For each line that holds "Predicted", copy the line out.

MATERIAL FOR THIS EXERCISE
===
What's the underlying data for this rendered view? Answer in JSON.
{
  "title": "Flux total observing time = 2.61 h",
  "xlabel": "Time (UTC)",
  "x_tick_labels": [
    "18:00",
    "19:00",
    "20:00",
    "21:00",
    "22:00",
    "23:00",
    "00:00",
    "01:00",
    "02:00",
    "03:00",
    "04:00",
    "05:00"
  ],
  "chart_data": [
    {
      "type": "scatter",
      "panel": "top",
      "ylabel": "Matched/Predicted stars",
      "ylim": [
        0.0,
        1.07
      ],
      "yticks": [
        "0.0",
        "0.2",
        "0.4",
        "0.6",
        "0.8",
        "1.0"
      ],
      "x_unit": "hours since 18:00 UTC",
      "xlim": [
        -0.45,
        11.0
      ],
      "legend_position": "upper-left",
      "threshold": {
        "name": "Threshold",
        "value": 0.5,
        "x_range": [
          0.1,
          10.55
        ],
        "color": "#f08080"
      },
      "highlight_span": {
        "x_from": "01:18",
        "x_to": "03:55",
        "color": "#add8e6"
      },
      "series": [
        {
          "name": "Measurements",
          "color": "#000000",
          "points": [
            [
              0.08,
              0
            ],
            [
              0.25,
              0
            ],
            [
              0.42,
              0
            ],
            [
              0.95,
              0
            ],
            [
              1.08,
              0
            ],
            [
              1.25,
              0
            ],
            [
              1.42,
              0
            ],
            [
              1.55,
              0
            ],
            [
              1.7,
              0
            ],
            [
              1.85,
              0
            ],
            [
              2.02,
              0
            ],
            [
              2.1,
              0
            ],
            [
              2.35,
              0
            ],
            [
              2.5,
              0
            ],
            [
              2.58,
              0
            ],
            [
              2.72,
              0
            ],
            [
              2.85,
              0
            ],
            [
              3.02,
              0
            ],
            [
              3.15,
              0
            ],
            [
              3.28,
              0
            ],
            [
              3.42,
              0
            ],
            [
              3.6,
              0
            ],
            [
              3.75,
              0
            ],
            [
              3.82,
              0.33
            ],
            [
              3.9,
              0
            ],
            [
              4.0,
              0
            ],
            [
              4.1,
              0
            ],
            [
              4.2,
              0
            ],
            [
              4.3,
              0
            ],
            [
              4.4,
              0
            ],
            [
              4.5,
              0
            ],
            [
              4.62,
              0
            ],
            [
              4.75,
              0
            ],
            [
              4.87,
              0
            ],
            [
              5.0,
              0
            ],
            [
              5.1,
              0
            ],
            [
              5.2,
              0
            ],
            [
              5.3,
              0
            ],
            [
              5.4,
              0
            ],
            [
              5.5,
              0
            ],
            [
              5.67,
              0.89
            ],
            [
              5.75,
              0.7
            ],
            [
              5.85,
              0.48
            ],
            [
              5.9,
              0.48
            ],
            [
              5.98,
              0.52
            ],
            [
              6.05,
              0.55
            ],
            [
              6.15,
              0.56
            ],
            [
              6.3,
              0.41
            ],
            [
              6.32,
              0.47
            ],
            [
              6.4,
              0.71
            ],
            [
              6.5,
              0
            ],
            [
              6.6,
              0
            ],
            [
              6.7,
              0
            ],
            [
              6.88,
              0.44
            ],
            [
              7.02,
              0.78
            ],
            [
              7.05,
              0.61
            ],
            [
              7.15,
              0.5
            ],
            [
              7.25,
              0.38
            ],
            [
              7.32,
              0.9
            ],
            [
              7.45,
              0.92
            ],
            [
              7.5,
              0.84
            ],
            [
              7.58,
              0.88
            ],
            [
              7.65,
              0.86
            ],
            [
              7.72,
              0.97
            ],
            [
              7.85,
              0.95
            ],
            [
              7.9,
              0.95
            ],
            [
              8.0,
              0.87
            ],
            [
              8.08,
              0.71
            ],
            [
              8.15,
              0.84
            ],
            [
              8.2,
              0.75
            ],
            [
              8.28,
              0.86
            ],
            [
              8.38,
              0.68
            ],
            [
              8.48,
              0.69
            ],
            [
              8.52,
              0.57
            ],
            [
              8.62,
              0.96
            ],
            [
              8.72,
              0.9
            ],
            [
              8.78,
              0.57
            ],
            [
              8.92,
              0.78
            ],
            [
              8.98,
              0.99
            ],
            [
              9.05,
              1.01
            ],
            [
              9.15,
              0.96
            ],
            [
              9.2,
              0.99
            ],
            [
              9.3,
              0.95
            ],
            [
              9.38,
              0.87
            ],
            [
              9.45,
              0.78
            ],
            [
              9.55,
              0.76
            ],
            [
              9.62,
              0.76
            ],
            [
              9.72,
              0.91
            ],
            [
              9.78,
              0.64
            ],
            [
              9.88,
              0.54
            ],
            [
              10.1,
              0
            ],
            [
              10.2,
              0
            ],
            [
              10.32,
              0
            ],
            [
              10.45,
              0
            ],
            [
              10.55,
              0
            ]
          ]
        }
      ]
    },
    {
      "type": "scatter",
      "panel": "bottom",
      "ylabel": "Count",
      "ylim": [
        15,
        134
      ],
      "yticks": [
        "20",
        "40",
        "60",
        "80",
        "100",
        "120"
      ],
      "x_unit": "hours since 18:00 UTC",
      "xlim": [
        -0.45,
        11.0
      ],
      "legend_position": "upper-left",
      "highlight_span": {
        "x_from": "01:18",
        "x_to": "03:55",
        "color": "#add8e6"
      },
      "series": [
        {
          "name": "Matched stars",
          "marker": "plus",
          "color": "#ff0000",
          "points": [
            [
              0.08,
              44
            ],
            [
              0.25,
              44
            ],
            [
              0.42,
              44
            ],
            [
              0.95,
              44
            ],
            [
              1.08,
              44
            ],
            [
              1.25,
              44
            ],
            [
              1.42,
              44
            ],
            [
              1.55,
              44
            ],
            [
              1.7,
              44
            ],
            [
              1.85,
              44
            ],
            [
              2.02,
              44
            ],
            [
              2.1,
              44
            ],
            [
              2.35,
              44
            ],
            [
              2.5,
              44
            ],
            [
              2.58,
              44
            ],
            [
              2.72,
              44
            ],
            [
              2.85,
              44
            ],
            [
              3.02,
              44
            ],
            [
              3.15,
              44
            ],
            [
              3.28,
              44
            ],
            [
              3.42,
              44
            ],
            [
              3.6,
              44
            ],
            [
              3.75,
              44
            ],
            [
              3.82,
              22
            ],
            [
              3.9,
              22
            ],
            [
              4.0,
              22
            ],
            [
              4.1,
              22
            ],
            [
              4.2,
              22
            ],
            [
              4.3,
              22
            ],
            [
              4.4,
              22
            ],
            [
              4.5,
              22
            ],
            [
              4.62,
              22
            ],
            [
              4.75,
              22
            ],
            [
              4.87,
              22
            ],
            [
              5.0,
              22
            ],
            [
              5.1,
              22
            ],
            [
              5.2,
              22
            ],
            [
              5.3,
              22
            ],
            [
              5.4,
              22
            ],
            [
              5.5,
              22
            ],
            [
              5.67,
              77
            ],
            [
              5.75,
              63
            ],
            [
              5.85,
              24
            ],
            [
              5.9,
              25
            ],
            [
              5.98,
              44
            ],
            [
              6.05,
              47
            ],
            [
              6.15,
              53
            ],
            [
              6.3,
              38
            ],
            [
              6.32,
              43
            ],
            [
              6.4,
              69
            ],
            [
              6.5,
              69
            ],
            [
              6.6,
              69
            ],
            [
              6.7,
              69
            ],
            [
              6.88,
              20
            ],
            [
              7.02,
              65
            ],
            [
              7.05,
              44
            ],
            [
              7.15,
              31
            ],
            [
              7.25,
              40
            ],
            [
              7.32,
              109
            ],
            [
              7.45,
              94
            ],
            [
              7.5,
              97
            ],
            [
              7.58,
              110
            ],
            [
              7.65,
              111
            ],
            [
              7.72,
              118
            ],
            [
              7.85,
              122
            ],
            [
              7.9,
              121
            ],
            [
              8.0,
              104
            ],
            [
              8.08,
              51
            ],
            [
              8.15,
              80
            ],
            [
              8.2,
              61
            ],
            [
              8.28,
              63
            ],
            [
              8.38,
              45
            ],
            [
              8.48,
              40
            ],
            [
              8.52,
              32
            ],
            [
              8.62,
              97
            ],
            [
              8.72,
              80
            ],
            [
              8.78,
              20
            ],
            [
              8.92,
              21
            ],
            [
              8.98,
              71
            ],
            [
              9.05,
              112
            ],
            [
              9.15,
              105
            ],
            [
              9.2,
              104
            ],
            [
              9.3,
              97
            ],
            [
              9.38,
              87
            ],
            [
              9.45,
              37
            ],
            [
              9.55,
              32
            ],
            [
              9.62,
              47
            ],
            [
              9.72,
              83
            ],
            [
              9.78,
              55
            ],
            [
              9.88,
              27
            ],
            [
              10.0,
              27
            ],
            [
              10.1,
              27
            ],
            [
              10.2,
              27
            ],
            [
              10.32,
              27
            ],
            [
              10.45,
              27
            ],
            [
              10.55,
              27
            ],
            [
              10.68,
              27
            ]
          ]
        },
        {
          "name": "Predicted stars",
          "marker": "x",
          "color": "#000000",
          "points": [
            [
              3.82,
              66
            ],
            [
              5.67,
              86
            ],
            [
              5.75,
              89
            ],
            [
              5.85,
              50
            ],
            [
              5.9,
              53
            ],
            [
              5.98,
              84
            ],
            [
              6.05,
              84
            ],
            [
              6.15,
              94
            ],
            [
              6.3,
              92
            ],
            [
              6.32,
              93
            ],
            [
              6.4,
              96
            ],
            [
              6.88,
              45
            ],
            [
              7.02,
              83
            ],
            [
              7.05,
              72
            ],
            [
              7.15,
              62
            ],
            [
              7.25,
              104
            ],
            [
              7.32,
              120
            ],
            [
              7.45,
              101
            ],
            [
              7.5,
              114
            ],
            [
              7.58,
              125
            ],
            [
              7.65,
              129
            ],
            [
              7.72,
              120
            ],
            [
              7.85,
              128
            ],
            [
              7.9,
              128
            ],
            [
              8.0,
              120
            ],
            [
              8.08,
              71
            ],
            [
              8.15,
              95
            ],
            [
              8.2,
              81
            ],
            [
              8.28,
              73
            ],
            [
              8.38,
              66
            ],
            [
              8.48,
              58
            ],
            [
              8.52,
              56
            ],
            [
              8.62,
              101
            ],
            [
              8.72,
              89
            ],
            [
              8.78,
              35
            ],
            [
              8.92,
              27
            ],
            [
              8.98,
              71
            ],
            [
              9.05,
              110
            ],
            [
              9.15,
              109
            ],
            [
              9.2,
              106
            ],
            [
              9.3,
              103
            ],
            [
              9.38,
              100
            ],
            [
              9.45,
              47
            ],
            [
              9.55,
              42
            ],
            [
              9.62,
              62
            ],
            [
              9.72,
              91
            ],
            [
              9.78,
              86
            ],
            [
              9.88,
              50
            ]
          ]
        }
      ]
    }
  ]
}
===
SOLUTION
      "ylabel": "Matched/Predicted stars",
          "name": "Predicted stars",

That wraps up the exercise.